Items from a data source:
┌──

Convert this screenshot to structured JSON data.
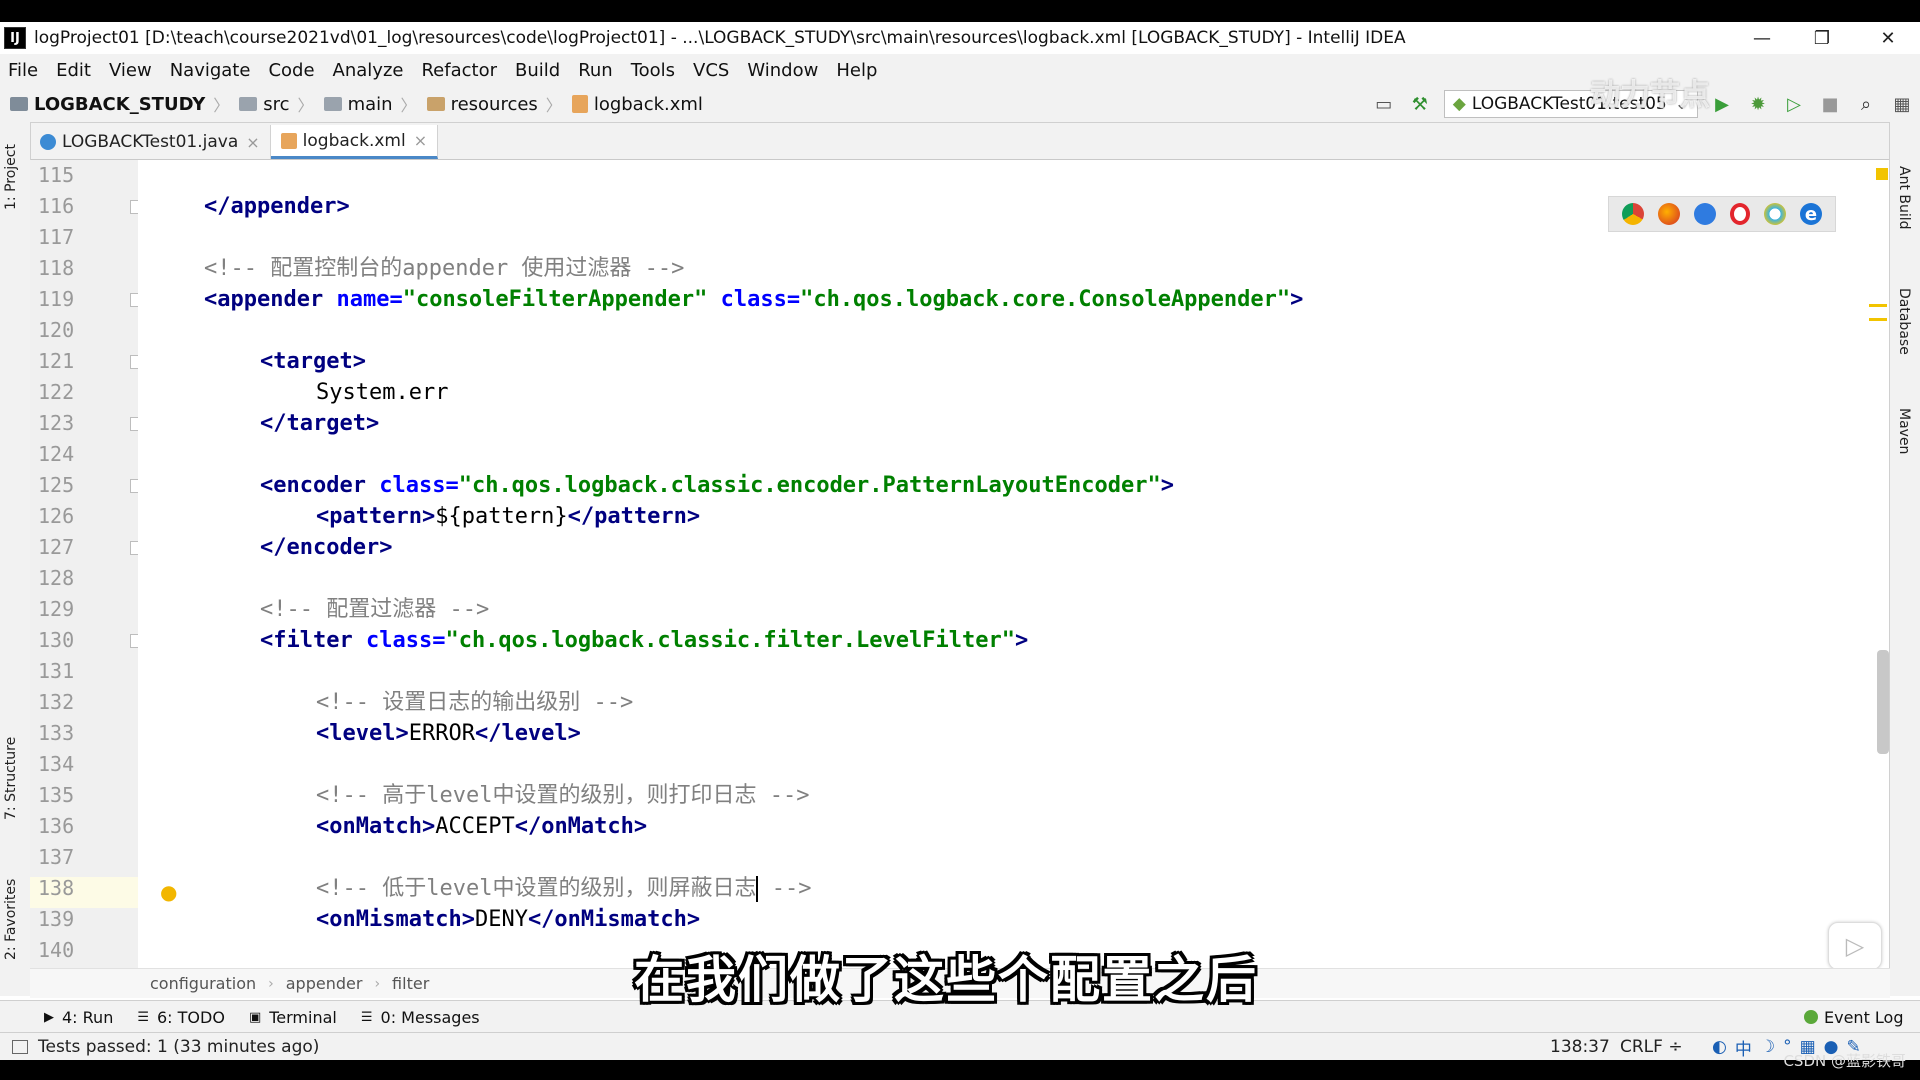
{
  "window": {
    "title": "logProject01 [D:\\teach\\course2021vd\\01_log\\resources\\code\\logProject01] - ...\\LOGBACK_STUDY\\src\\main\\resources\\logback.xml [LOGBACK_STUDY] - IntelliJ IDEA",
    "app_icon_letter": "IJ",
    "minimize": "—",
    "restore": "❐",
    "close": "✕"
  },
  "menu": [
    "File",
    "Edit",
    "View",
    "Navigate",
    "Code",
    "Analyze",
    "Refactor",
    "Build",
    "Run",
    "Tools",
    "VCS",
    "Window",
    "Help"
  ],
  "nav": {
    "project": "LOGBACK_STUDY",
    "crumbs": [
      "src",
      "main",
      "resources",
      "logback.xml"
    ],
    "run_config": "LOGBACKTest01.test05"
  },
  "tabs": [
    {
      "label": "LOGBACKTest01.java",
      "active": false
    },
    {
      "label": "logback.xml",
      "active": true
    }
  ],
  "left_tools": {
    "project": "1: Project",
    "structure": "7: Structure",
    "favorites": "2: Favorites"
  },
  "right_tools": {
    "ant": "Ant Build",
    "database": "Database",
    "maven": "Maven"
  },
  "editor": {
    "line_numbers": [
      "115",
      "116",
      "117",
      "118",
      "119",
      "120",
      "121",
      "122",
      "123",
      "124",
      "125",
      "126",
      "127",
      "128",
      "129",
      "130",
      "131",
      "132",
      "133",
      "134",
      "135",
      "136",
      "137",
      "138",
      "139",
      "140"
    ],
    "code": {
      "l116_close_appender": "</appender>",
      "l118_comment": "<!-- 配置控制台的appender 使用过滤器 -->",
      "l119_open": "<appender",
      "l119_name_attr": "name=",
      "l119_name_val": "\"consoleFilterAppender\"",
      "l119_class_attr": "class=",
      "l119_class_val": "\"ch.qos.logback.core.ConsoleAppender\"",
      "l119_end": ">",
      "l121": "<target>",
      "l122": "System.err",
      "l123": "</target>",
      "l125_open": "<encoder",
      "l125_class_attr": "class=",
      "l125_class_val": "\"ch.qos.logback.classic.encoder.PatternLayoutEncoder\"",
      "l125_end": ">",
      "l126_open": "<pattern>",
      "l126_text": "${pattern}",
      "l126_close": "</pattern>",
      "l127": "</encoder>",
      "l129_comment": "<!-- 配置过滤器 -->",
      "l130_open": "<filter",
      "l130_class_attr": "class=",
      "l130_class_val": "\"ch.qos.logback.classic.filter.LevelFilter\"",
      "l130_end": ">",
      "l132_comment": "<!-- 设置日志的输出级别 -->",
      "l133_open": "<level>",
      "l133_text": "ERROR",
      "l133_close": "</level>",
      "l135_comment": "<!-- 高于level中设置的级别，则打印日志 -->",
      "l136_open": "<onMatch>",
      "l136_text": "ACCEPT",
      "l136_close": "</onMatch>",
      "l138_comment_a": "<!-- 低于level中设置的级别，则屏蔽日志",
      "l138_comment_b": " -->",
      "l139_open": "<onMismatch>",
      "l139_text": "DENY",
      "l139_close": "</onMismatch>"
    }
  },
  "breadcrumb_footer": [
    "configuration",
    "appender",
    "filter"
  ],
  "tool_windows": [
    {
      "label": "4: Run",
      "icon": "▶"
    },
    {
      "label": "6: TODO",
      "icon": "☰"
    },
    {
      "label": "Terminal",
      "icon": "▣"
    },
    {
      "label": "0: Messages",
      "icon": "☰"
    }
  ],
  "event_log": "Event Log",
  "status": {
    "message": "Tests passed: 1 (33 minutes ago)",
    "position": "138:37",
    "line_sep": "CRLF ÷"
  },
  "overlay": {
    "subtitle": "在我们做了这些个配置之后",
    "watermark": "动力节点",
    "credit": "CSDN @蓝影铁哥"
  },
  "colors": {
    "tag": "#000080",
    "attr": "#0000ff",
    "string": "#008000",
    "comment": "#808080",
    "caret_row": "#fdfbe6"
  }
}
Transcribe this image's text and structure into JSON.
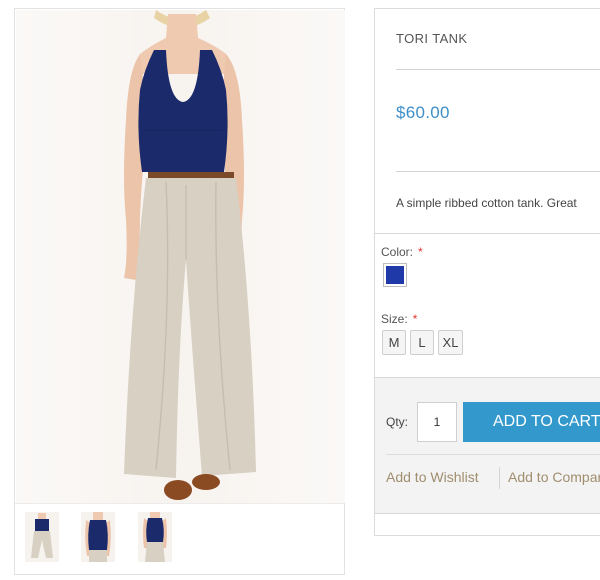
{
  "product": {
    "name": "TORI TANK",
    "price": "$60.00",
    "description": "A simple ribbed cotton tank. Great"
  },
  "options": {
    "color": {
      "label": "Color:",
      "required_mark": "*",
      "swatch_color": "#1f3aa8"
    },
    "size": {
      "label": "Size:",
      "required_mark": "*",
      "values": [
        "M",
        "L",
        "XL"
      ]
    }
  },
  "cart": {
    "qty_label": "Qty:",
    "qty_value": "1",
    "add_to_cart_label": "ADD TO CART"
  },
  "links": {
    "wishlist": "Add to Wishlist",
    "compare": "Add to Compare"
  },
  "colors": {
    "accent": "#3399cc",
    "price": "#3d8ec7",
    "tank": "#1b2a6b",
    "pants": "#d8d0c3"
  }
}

└──

• **DIRECTIONS FOR THIS TASK**
Pictures in the records above should not be copied. Repeat everything else exactly.

• **EXERCISE RESPONSE**
Convert this screenshot to structured JSON data.
{
  "window": {
    "title": "logProject01 [D:\\teach\\course2021vd\\01_log\\resources\\code\\logProject01] - ...\\LOGBACK_STUDY\\src\\main\\resources\\logback.xml [LOGBACK_STUDY] - IntelliJ IDEA",
    "app_icon_letter": "IJ",
    "minimize": "—",
    "restore": "❐",
    "close": "✕"
  },
  "menu": [
    "File",
    "Edit",
    "View",
    "Navigate",
    "Code",
    "Analyze",
    "Refactor",
    "Build",
    "Run",
    "Tools",
    "VCS",
    "Window",
    "Help"
  ],
  "nav": {
    "project": "LOGBACK_STUDY",
    "crumbs": [
      "src",
      "main",
      "resources",
      "logback.xml"
    ],
    "run_config": "LOGBACKTest01.test05"
  },
  "tabs": [
    {
      "label": "LOGBACKTest01.java",
      "active": false
    },
    {
      "label": "logback.xml",
      "active": true
    }
  ],
  "left_tools": {
    "project": "1: Project",
    "structure": "7: Structure",
    "favorites": "2: Favorites"
  },
  "right_tools": {
    "ant": "Ant Build",
    "database": "Database",
    "maven": "Maven"
  },
  "editor": {
    "line_numbers": [
      "115",
      "116",
      "117",
      "118",
      "119",
      "120",
      "121",
      "122",
      "123",
      "124",
      "125",
      "126",
      "127",
      "128",
      "129",
      "130",
      "131",
      "132",
      "133",
      "134",
      "135",
      "136",
      "137",
      "138",
      "139",
      "140"
    ],
    "code": {
      "l116_close_appender": "</appender>",
      "l118_comment": "<!-- 配置控制台的appender 使用过滤器 -->",
      "l119_open": "<appender",
      "l119_name_attr": "name=",
      "l119_name_val": "\"consoleFilterAppender\"",
      "l119_class_attr": "class=",
      "l119_class_val": "\"ch.qos.logback.core.ConsoleAppender\"",
      "l119_end": ">",
      "l121": "<target>",
      "l122": "System.err",
      "l123": "</target>",
      "l125_open": "<encoder",
      "l125_class_attr": "class=",
      "l125_class_val": "\"ch.qos.logback.classic.encoder.PatternLayoutEncoder\"",
      "l125_end": ">",
      "l126_open": "<pattern>",
      "l126_text": "${pattern}",
      "l126_close": "</pattern>",
      "l127": "</encoder>",
      "l129_comment": "<!-- 配置过滤器 -->",
      "l130_open": "<filter",
      "l130_class_attr": "class=",
      "l130_class_val": "\"ch.qos.logback.classic.filter.LevelFilter\"",
      "l130_end": ">",
      "l132_comment": "<!-- 设置日志的输出级别 -->",
      "l133_open": "<level>",
      "l133_text": "ERROR",
      "l133_close": "</level>",
      "l135_comment": "<!-- 高于level中设置的级别，则打印日志 -->",
      "l136_open": "<onMatch>",
      "l136_text": "ACCEPT",
      "l136_close": "</onMatch>",
      "l138_comment_a": "<!-- 低于level中设置的级别，则屏蔽日志",
      "l138_comment_b": " -->",
      "l139_open": "<onMismatch>",
      "l139_text": "DENY",
      "l139_close": "</onMismatch>"
    }
  },
  "breadcrumb_footer": [
    "configuration",
    "appender",
    "filter"
  ],
  "tool_windows": [
    {
      "label": "4: Run",
      "icon": "▶"
    },
    {
      "label": "6: TODO",
      "icon": "☰"
    },
    {
      "label": "Terminal",
      "icon": "▣"
    },
    {
      "label": "0: Messages",
      "icon": "☰"
    }
  ],
  "event_log": "Event Log",
  "status": {
    "message": "Tests passed: 1 (33 minutes ago)",
    "position": "138:37",
    "line_sep": "CRLF ÷"
  },
  "overlay": {
    "subtitle": "在我们做了这些个配置之后",
    "watermark": "动力节点",
    "credit": "CSDN @蓝影铁哥"
  },
  "colors": {
    "tag": "#000080",
    "attr": "#0000ff",
    "string": "#008000",
    "comment": "#808080",
    "caret_row": "#fdfbe6"
  }
}
Transcribe this image's text and structure into JSON.
{
  "product": {
    "name": "TORI TANK",
    "price": "$60.00",
    "description": "A simple ribbed cotton tank. Great"
  },
  "options": {
    "color": {
      "label": "Color:",
      "required_mark": "*",
      "swatch_color": "#1f3aa8"
    },
    "size": {
      "label": "Size:",
      "required_mark": "*",
      "values": [
        "M",
        "L",
        "XL"
      ]
    }
  },
  "cart": {
    "qty_label": "Qty:",
    "qty_value": "1",
    "add_to_cart_label": "ADD TO CART"
  },
  "links": {
    "wishlist": "Add to Wishlist",
    "compare": "Add to Compare"
  },
  "colors": {
    "accent": "#3399cc",
    "price": "#3d8ec7",
    "tank": "#1b2a6b",
    "pants": "#d8d0c3"
  }
}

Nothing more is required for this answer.